§ Set exercise
Quote the listing in full, exactly as given, minus any pictures.

§ Records provided
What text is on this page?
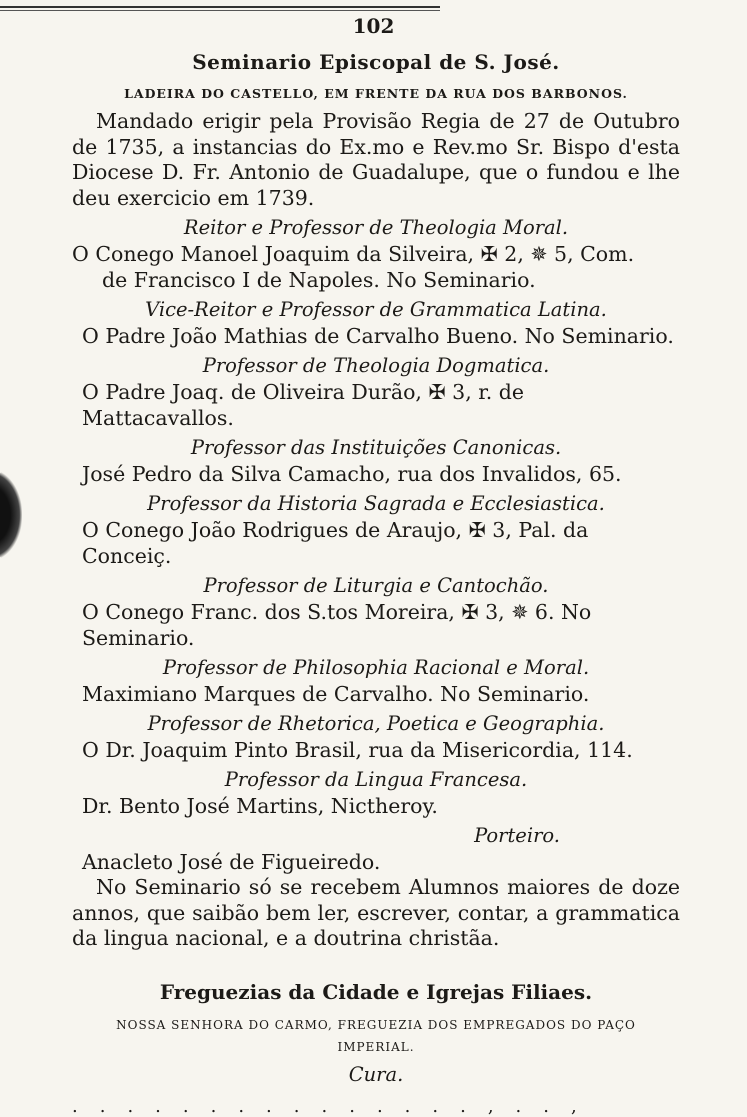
102
Seminario Episcopal de S. José.
LADEIRA DO CASTELLO, EM FRENTE DA RUA DOS BARBONOS.

Mandado erigir pela Provisão Regia de 27 de Outubro de 1735, a instancias do Ex.mo e Rev.mo Sr. Bispo d'esta Diocese D. Fr. Antonio de Guadalupe, que o fundou e lhe deu exercicio em 1739.

Reitor e Professor de Theologia Moral.
O Conego Manoel Joaquim da Silveira, ✠ 2, ✵ 5, Com.
de Francisco I de Napoles. No Seminario.
Vice-Reitor e Professor de Grammatica Latina.
O Padre João Mathias de Carvalho Bueno. No Seminario.
Professor de Theologia Dogmatica.
O Padre Joaq. de Oliveira Durão, ✠ 3, r. de Mattacavallos.
Professor das Instituições Canonicas.
José Pedro da Silva Camacho, rua dos Invalidos, 65.
Professor da Historia Sagrada e Ecclesiastica.
O Conego João Rodrigues de Araujo, ✠ 3, Pal. da Conceiç.
Professor de Liturgia e Cantochão.
O Conego Franc. dos S.tos Moreira, ✠ 3, ✵ 6. No Seminario.
Professor de Philosophia Racional e Moral.
Maximiano Marques de Carvalho. No Seminario.
Professor de Rhetorica, Poetica e Geographia.
O Dr. Joaquim Pinto Brasil, rua da Misericordia, 114.
Professor da Lingua Francesa.
Dr. Bento José Martins, Nictheroy.
Porteiro.
Anacleto José de Figueiredo.

No Seminario só se recebem Alumnos maiores de doze annos, que saibão bem ler, escrever, contar, a grammatica da lingua nacional, e a doutrina christãa.

Freguezias da Cidade e Igrejas Filiaes.
NOSSA SENHORA DO CARMO, FREGUEZIA DOS EMPREGADOS DO PAÇO
IMPERIAL.
Cura.
...............,..,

§ Written reply
What text is on this page?
102
Seminario Episcopal de S. José.
LADEIRA DO CASTELLO, EM FRENTE DA RUA DOS BARBONOS.

Mandado erigir pela Provisão Regia de 27 de Outubro de 1735, a instancias do Ex.mo e Rev.mo Sr. Bispo d'esta Diocese D. Fr. Antonio de Guadalupe, que o fundou e lhe deu exercicio em 1739.

Reitor e Professor de Theologia Moral.
O Conego Manoel Joaquim da Silveira, ✠ 2, ✵ 5, Com.
de Francisco I de Napoles. No Seminario.
Vice-Reitor e Professor de Grammatica Latina.
O Padre João Mathias de Carvalho Bueno. No Seminario.
Professor de Theologia Dogmatica.
O Padre Joaq. de Oliveira Durão, ✠ 3, r. de Mattacavallos.
Professor das Instituições Canonicas.
José Pedro da Silva Camacho, rua dos Invalidos, 65.
Professor da Historia Sagrada e Ecclesiastica.
O Conego João Rodrigues de Araujo, ✠ 3, Pal. da Conceiç.
Professor de Liturgia e Cantochão.
O Conego Franc. dos S.tos Moreira, ✠ 3, ✵ 6. No Seminario.
Professor de Philosophia Racional e Moral.
Maximiano Marques de Carvalho. No Seminario.
Professor de Rhetorica, Poetica e Geographia.
O Dr. Joaquim Pinto Brasil, rua da Misericordia, 114.
Professor da Lingua Francesa.
Dr. Bento José Martins, Nictheroy.
Porteiro.
Anacleto José de Figueiredo.

No Seminario só se recebem Alumnos maiores de doze annos, que saibão bem ler, escrever, contar, a grammatica da lingua nacional, e a doutrina christãa.

Freguezias da Cidade e Igrejas Filiaes.
NOSSA SENHORA DO CARMO, FREGUEZIA DOS EMPREGADOS DO PAÇO
IMPERIAL.
Cura.
...............,..,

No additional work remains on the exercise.